== Dataset entries ==
--- --- ---

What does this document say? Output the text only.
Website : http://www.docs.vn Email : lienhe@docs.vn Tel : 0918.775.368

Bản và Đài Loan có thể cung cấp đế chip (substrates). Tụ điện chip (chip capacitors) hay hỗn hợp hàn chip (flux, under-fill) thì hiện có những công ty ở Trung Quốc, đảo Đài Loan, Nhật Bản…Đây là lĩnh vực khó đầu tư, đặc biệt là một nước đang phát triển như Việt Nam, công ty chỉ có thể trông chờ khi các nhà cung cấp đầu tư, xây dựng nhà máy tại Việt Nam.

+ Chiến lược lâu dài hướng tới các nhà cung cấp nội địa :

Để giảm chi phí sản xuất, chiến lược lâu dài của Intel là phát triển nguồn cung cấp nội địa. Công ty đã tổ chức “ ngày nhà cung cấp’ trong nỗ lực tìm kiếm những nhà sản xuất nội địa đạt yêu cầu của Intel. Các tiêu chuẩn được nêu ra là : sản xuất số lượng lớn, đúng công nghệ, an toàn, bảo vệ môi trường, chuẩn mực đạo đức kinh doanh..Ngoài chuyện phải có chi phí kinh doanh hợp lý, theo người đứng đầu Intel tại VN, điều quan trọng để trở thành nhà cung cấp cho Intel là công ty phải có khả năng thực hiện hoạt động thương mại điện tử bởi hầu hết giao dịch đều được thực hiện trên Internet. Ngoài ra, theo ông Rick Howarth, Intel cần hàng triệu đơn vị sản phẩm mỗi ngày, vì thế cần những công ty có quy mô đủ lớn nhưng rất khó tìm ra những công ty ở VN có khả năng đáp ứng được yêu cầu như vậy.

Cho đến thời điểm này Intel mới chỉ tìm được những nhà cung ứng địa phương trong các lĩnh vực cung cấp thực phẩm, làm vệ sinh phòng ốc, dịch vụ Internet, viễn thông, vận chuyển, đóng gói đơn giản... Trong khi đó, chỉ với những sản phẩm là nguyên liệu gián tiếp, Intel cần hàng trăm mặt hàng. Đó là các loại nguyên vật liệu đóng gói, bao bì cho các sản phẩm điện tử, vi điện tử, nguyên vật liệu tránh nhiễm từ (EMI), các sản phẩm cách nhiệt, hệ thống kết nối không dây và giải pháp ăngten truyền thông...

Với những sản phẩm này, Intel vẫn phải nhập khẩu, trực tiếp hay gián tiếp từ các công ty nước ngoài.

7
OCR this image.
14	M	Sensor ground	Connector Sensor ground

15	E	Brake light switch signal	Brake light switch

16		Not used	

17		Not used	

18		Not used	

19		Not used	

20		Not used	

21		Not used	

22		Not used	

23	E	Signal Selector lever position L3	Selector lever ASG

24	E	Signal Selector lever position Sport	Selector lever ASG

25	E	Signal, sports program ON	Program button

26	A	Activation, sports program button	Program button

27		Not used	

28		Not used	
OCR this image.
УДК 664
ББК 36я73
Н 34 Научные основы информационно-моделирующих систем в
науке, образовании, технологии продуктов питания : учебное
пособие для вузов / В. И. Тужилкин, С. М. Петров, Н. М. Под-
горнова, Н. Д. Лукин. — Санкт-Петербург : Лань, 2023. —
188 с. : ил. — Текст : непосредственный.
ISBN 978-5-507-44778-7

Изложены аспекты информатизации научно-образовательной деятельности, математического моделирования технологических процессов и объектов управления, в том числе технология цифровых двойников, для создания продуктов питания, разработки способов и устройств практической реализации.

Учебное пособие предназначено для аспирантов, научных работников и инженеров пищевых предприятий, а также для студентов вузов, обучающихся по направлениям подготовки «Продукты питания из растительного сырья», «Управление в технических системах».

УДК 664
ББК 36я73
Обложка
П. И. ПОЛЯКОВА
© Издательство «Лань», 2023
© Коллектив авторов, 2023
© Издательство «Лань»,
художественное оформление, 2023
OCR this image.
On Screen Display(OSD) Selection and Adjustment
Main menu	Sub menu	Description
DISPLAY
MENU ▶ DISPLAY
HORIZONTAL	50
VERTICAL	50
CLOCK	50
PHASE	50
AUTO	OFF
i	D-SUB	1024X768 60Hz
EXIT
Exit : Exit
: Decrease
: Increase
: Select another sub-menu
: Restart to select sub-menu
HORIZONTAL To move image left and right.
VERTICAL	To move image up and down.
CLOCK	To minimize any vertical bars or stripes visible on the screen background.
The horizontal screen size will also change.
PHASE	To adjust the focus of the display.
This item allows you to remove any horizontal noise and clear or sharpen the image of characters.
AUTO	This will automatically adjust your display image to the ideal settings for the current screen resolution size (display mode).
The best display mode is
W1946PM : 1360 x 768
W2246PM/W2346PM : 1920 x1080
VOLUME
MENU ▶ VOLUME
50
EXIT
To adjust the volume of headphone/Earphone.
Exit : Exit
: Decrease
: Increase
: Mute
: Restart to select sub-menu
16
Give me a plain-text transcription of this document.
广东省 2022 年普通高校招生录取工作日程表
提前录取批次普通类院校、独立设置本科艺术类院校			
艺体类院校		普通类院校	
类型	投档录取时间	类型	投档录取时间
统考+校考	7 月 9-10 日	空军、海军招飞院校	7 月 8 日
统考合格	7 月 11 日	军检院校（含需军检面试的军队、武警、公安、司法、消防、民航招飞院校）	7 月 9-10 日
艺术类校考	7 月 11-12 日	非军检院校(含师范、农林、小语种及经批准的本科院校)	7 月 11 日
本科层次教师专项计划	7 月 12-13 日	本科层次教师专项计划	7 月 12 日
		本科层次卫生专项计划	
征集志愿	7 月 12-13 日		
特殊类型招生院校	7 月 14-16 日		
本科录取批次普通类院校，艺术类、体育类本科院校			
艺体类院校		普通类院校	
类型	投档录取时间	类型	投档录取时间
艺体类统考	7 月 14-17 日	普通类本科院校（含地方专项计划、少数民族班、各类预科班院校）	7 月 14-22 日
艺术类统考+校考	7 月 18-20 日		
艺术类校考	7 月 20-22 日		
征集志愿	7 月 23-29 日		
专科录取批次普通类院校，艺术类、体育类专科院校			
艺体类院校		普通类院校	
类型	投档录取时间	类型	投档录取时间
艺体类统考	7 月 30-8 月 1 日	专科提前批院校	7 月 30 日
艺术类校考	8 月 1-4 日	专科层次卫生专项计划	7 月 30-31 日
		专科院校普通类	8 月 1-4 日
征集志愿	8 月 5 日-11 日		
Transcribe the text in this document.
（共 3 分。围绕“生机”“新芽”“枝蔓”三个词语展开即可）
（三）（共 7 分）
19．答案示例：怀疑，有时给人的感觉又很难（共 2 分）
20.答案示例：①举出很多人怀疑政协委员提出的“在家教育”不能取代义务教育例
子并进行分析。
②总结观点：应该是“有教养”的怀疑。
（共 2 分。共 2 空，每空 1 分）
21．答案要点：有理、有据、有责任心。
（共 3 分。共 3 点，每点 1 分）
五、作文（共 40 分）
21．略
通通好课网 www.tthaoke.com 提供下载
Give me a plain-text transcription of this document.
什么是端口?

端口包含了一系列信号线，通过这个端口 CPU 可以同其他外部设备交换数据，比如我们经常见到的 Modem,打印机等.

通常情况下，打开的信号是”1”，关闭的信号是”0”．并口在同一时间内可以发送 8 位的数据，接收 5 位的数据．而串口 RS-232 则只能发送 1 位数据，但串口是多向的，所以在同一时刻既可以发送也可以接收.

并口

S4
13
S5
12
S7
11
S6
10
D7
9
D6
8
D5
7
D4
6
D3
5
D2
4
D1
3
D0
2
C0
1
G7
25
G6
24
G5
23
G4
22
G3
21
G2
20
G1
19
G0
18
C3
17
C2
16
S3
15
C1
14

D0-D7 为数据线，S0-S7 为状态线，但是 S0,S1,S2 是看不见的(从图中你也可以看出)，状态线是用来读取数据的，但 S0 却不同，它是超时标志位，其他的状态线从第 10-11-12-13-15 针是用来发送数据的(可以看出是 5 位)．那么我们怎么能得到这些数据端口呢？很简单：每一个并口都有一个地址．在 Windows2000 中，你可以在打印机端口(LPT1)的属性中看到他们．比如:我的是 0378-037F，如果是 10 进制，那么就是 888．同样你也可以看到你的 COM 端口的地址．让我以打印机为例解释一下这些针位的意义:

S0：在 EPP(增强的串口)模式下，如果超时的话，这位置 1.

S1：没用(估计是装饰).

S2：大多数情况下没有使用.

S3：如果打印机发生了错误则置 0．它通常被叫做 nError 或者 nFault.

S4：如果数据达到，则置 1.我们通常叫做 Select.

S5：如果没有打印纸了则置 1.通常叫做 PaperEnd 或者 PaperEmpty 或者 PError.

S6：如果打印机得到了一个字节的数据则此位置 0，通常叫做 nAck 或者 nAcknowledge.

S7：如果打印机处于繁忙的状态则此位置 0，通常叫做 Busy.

--- --- ---

== Aim ==
Find every line in the records that contains the word "size"; copy those lines.

== Solution for this task ==
The horizontal screen size will also change.
AUTO	This will automatically adjust your display image to the ideal settings for the current screen resolution size (display mode).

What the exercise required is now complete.